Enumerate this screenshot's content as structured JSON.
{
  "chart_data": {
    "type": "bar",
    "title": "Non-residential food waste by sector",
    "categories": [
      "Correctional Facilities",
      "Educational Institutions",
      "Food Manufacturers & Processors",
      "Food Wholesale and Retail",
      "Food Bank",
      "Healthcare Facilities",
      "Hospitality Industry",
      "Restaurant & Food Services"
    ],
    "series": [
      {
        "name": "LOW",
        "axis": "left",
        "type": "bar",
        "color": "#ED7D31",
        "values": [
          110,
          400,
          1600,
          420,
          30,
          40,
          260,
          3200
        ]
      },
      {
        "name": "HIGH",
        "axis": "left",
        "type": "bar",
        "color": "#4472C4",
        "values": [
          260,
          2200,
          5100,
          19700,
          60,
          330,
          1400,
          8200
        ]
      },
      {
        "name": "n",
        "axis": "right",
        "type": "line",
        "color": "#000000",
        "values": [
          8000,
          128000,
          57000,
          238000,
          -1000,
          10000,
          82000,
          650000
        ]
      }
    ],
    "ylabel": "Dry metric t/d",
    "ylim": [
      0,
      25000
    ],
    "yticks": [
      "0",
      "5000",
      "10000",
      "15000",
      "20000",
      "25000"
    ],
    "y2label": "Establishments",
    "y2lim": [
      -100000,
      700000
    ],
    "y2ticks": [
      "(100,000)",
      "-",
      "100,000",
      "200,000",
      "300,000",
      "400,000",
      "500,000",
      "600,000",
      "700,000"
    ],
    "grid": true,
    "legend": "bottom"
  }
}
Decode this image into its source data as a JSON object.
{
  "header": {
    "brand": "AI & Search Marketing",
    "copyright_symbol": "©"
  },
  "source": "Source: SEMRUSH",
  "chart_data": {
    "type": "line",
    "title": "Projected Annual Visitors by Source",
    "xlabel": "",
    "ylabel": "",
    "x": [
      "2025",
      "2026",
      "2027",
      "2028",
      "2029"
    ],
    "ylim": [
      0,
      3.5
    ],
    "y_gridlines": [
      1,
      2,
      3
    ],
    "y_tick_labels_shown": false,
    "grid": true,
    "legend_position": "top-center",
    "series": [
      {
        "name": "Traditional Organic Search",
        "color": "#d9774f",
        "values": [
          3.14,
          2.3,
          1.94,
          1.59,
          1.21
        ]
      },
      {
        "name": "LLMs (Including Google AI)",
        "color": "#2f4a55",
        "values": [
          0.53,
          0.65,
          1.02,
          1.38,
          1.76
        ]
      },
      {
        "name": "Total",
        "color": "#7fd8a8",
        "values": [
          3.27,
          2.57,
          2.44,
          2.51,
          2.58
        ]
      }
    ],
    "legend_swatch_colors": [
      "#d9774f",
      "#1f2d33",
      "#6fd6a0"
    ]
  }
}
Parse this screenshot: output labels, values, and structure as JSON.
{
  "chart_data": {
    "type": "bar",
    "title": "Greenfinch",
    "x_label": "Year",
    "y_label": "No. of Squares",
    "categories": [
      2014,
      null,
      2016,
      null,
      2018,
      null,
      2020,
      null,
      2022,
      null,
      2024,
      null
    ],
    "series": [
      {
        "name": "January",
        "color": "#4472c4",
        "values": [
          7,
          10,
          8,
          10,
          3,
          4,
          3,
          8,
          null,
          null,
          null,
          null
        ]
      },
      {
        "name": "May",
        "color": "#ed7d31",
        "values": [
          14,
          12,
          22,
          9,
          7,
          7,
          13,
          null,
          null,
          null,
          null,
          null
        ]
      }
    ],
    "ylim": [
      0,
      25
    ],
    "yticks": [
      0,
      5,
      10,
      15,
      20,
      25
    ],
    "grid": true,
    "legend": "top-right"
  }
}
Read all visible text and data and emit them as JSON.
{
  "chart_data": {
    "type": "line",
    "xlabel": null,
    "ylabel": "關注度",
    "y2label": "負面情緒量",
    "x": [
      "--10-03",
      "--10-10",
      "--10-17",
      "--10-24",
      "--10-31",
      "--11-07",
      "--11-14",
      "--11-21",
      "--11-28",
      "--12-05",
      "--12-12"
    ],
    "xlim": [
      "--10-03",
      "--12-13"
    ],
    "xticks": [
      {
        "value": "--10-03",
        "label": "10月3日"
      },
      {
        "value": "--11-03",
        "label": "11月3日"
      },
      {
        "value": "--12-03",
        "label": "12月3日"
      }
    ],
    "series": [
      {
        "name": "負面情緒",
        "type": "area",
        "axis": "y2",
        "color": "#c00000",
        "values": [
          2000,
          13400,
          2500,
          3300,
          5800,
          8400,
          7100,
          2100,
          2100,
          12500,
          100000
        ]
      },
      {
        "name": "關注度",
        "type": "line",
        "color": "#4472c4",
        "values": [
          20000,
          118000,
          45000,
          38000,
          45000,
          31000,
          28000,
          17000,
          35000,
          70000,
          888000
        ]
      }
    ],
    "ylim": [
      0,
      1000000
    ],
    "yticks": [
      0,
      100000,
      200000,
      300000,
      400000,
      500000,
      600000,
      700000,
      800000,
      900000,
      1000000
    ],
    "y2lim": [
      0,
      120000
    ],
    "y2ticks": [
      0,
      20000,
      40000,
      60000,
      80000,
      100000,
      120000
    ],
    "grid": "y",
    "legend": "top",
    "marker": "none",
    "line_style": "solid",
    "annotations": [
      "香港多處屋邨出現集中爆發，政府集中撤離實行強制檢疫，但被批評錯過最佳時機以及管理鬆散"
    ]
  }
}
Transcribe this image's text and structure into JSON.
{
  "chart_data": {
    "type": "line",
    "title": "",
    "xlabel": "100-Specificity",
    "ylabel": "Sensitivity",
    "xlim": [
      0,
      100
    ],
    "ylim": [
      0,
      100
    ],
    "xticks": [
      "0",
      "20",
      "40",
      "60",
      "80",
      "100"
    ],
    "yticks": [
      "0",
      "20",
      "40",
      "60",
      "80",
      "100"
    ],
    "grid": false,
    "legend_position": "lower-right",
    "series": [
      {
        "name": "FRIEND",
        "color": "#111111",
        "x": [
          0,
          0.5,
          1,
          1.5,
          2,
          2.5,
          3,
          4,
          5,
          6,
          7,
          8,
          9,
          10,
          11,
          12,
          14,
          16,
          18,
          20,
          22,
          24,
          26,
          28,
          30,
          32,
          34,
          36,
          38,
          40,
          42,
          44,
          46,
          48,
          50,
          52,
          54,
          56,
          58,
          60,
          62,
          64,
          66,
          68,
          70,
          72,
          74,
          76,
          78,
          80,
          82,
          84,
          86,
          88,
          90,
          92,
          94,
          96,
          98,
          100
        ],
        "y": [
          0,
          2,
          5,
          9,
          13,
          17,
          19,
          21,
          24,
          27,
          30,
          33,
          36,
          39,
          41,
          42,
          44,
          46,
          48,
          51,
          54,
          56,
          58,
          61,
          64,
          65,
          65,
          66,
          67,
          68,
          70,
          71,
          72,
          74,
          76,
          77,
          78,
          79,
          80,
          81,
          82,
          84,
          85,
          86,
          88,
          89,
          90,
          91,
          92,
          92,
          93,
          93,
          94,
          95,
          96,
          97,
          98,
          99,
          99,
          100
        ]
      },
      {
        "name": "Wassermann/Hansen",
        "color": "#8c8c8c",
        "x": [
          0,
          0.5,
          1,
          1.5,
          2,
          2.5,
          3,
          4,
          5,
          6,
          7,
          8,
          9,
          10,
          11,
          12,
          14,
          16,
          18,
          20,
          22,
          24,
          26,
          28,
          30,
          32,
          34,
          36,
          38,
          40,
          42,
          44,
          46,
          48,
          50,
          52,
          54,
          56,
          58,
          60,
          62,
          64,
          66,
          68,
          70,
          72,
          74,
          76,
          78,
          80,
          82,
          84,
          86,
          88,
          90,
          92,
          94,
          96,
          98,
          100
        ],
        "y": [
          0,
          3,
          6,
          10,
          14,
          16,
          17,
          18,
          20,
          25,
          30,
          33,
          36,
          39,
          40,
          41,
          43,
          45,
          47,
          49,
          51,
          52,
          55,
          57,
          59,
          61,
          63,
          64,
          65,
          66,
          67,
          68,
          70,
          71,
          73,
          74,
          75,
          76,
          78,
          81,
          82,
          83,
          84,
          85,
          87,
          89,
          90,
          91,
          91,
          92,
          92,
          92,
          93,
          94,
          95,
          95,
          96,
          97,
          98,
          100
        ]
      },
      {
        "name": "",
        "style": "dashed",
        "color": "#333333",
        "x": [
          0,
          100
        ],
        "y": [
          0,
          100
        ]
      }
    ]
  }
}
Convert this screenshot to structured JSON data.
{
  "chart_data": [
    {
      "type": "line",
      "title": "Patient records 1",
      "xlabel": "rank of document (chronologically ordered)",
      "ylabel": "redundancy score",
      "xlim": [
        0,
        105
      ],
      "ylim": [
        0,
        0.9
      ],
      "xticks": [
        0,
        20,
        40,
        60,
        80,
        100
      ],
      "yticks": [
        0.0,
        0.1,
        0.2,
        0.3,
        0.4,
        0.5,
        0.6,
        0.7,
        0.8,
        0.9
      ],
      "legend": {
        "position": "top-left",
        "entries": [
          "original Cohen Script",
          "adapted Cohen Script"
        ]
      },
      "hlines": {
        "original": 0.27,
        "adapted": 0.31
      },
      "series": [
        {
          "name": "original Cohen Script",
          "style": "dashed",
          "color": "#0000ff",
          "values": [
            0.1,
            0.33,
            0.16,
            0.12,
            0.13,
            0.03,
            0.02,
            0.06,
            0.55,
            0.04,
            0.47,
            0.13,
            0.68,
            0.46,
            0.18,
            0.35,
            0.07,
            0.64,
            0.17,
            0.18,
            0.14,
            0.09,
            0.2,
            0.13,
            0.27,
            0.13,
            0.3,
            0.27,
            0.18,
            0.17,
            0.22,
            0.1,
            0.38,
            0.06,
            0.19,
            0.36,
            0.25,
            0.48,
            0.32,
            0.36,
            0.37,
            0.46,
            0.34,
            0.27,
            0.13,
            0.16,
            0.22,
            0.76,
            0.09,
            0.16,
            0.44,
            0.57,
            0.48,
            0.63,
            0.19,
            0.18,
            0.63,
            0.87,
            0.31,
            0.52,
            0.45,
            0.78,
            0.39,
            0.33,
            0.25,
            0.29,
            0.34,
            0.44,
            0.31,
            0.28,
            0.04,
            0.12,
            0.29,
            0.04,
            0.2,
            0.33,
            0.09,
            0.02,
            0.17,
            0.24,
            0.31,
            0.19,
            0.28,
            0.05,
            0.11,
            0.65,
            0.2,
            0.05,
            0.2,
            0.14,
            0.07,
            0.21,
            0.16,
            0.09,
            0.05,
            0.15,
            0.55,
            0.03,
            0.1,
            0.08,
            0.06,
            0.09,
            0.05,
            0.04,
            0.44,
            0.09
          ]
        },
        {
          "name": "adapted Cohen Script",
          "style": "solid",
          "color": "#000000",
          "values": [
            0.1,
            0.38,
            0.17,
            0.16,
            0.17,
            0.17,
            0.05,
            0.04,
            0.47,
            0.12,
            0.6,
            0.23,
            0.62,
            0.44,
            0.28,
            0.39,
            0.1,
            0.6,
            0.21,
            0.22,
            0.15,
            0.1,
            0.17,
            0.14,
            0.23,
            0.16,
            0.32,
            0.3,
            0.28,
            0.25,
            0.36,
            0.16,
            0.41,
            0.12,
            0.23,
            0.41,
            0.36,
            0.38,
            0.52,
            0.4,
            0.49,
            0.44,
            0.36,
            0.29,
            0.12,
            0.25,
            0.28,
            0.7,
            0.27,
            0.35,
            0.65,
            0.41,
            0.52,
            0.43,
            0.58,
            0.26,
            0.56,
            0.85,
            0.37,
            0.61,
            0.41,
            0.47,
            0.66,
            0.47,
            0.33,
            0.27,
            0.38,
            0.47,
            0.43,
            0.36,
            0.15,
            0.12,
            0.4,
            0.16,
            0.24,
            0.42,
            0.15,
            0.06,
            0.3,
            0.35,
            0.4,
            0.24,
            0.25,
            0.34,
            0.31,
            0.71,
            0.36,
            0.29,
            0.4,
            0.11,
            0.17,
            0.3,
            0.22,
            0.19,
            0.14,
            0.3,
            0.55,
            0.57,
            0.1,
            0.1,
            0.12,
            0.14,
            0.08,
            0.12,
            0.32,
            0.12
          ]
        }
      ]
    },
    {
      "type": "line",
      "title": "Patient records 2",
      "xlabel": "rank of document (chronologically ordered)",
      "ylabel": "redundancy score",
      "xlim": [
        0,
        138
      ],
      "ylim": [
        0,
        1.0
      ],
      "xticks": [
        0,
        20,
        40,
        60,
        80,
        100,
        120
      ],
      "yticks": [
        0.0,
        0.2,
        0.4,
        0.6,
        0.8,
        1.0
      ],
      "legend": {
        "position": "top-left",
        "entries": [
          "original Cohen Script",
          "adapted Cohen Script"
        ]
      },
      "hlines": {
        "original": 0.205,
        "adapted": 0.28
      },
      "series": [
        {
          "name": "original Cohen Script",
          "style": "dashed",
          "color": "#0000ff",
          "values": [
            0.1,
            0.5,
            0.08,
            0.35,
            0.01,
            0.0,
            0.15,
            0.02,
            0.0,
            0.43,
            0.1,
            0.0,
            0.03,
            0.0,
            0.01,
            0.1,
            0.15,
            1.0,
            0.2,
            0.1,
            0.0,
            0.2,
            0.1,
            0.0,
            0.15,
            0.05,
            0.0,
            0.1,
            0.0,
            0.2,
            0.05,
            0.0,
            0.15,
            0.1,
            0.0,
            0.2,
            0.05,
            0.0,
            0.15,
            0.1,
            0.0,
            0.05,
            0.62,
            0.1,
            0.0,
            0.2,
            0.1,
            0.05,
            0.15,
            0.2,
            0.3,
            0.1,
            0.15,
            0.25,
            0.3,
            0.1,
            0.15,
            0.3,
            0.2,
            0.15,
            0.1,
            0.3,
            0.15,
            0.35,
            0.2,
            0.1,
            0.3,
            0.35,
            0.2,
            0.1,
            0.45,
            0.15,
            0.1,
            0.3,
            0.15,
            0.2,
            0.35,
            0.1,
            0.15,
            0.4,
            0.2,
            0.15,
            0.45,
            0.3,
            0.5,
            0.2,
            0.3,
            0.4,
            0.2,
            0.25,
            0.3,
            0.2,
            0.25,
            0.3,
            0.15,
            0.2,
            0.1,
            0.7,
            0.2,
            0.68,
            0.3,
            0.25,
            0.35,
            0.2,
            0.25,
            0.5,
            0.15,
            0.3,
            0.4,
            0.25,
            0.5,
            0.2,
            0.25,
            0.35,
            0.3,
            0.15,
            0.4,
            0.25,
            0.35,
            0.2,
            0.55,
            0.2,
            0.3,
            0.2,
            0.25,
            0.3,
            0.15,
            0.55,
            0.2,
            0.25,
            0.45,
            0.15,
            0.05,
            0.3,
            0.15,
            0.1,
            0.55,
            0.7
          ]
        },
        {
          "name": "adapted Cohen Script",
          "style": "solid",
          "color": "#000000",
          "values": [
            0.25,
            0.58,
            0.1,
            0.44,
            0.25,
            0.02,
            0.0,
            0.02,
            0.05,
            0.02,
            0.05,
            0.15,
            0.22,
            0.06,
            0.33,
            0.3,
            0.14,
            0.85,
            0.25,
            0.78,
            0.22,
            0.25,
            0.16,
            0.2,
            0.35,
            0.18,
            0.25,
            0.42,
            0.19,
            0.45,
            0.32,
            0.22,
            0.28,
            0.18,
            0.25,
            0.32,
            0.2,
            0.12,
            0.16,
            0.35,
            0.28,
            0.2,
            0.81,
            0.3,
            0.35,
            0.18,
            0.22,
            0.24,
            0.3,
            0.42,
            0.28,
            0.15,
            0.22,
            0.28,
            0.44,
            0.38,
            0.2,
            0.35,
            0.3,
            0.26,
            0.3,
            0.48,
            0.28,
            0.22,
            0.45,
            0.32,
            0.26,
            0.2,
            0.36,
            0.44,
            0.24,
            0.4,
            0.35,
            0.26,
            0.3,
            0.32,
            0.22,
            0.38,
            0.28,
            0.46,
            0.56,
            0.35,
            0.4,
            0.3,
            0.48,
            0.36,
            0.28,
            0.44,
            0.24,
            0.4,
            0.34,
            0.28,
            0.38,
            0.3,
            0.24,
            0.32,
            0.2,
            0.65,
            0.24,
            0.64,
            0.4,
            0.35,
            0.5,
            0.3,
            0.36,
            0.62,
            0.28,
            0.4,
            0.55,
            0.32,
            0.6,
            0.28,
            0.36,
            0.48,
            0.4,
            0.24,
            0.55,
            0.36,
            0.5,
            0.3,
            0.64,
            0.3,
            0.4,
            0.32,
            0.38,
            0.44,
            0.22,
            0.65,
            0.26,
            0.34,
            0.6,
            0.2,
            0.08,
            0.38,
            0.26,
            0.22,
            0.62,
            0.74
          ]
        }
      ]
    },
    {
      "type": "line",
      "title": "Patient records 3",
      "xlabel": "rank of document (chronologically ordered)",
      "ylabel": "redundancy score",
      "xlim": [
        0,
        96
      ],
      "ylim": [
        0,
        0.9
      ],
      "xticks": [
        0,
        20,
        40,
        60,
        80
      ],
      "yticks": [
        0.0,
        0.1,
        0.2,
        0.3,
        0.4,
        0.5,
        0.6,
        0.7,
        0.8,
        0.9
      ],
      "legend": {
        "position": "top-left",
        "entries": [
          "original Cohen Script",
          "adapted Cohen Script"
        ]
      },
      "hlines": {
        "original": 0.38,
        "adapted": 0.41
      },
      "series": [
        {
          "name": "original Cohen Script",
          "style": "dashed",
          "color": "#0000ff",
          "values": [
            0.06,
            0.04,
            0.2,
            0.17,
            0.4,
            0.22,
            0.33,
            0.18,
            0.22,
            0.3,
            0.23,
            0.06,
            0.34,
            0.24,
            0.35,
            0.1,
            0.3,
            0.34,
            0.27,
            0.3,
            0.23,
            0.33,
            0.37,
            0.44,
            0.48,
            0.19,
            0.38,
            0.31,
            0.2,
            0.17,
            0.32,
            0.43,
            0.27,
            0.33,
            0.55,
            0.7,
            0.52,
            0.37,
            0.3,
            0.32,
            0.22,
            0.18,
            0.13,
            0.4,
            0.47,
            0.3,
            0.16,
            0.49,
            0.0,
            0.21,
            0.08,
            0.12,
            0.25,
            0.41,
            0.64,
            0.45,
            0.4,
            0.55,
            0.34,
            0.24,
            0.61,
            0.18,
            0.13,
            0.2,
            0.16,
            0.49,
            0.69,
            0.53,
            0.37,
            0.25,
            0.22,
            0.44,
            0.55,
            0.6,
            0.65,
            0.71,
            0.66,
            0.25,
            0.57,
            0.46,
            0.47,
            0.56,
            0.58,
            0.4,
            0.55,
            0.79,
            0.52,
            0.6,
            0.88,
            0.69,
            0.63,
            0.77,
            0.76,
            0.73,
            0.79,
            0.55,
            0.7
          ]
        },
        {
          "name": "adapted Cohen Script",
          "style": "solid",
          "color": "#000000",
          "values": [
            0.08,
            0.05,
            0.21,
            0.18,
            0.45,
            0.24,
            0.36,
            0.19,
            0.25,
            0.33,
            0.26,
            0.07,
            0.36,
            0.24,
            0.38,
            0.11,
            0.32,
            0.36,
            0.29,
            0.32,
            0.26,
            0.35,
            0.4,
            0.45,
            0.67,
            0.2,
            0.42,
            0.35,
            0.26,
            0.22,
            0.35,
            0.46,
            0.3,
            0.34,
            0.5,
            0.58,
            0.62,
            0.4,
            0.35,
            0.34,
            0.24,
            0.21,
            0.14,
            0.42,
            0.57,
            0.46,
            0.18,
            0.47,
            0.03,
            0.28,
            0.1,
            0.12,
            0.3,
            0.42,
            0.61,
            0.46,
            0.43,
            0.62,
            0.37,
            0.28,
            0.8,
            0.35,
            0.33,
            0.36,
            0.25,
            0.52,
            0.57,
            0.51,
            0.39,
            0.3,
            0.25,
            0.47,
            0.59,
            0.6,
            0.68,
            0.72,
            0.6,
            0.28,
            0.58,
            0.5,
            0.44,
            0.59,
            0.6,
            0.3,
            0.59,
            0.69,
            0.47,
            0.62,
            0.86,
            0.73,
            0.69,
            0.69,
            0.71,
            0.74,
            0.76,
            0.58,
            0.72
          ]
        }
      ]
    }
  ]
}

***

- [Exercise task]:
Show all lines in the entries above where the string "structured" appears.

- [In response]:
Enumerate this screenshot's content as structured JSON.
Convert this screenshot to structured JSON data.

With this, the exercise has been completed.